WHAT YOU NEED TO DO :: Would you transcribe the whole listing exactly, minus its pictures?
________
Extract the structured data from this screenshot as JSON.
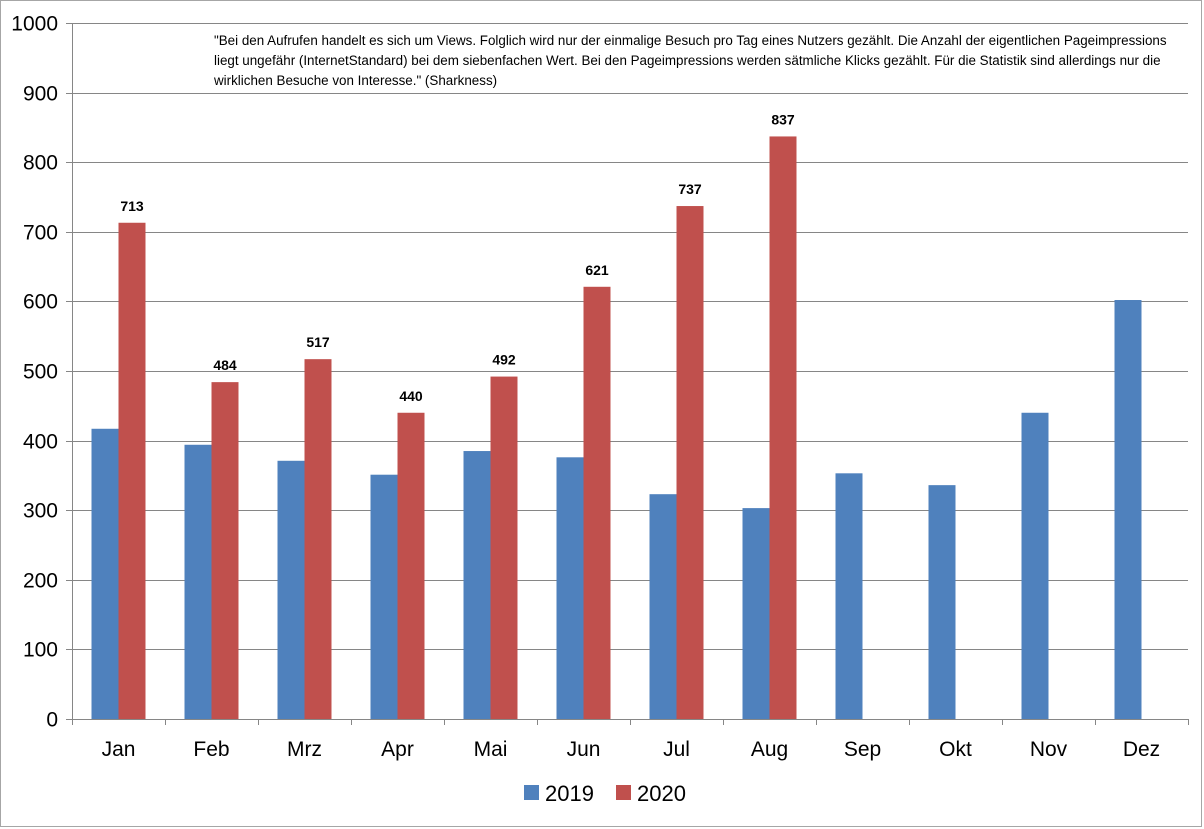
{
  "chart_data": {
    "type": "bar",
    "categories": [
      "Jan",
      "Feb",
      "Mrz",
      "Apr",
      "Mai",
      "Jun",
      "Jul",
      "Aug",
      "Sep",
      "Okt",
      "Nov",
      "Dez"
    ],
    "series": [
      {
        "name": "2019",
        "color": "#4f81bd",
        "values": [
          417,
          394,
          371,
          351,
          385,
          376,
          323,
          303,
          353,
          336,
          440,
          602
        ],
        "data_labels": false
      },
      {
        "name": "2020",
        "color": "#c0504d",
        "values": [
          713,
          484,
          517,
          440,
          492,
          621,
          737,
          837,
          null,
          null,
          null,
          null
        ],
        "data_labels": true
      }
    ],
    "ylim": [
      0,
      1000
    ],
    "yticks": [
      0,
      100,
      200,
      300,
      400,
      500,
      600,
      700,
      800,
      900,
      1000
    ],
    "grid": true,
    "legend": "bottom",
    "annotation": "\"Bei den Aufrufen handelt es sich um Views. Folglich wird nur der einmalige Besuch pro Tag eines Nutzers gezählt. Die Anzahl der eigentlichen Pageimpressions liegt ungefähr (InternetStandard) bei dem siebenfachen Wert. Bei den Pageimpressions werden sätmliche Klicks gezählt. Für die Statistik sind allerdings nur die wirklichen Besuche von Interesse.\" (Sharkness)",
    "title": "",
    "xlabel": "",
    "ylabel": ""
  }
}
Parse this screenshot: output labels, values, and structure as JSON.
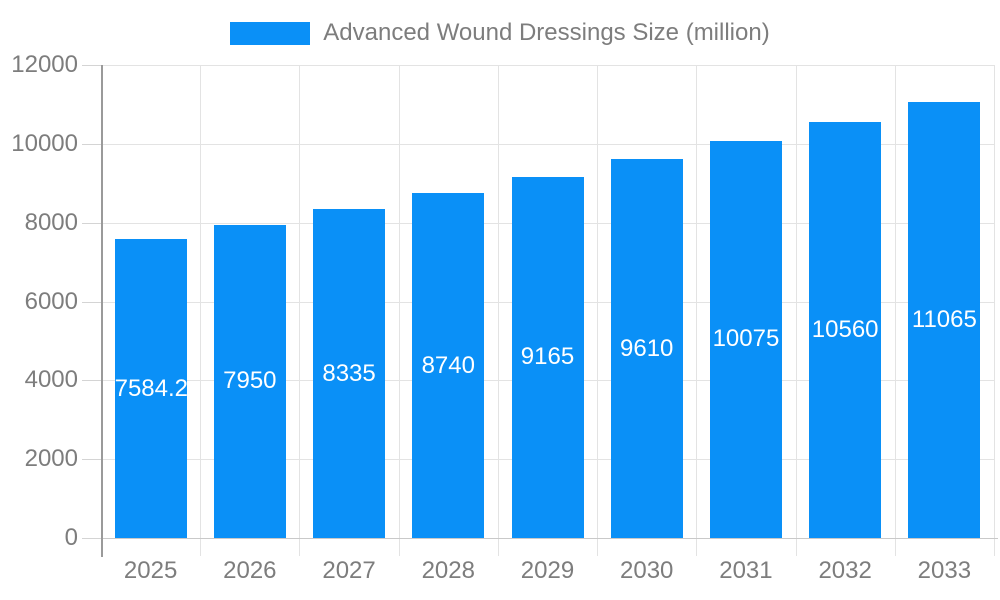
________
FULL SOLUTION ::
Extract the structured data from this screenshot as JSON.
{
  "chart_data": {
    "type": "bar",
    "categories": [
      "Jan",
      "Feb",
      "Mrz",
      "Apr",
      "Mai",
      "Jun",
      "Jul",
      "Aug",
      "Sep",
      "Okt",
      "Nov",
      "Dez"
    ],
    "series": [
      {
        "name": "2019",
        "color": "#4f81bd",
        "values": [
          417,
          394,
          371,
          351,
          385,
          376,
          323,
          303,
          353,
          336,
          440,
          602
        ],
        "data_labels": false
      },
      {
        "name": "2020",
        "color": "#c0504d",
        "values": [
          713,
          484,
          517,
          440,
          492,
          621,
          737,
          837,
          null,
          null,
          null,
          null
        ],
        "data_labels": true
      }
    ],
    "ylim": [
      0,
      1000
    ],
    "yticks": [
      0,
      100,
      200,
      300,
      400,
      500,
      600,
      700,
      800,
      900,
      1000
    ],
    "grid": true,
    "legend": "bottom",
    "annotation": "\"Bei den Aufrufen handelt es sich um Views. Folglich wird nur der einmalige Besuch pro Tag eines Nutzers gezählt. Die Anzahl der eigentlichen Pageimpressions liegt ungefähr (InternetStandard) bei dem siebenfachen Wert. Bei den Pageimpressions werden sätmliche Klicks gezählt. Für die Statistik sind allerdings nur die wirklichen Besuche von Interesse.\" (Sharkness)",
    "title": "",
    "xlabel": "",
    "ylabel": ""
  }
}
Parse this screenshot: output labels, values, and structure as JSON.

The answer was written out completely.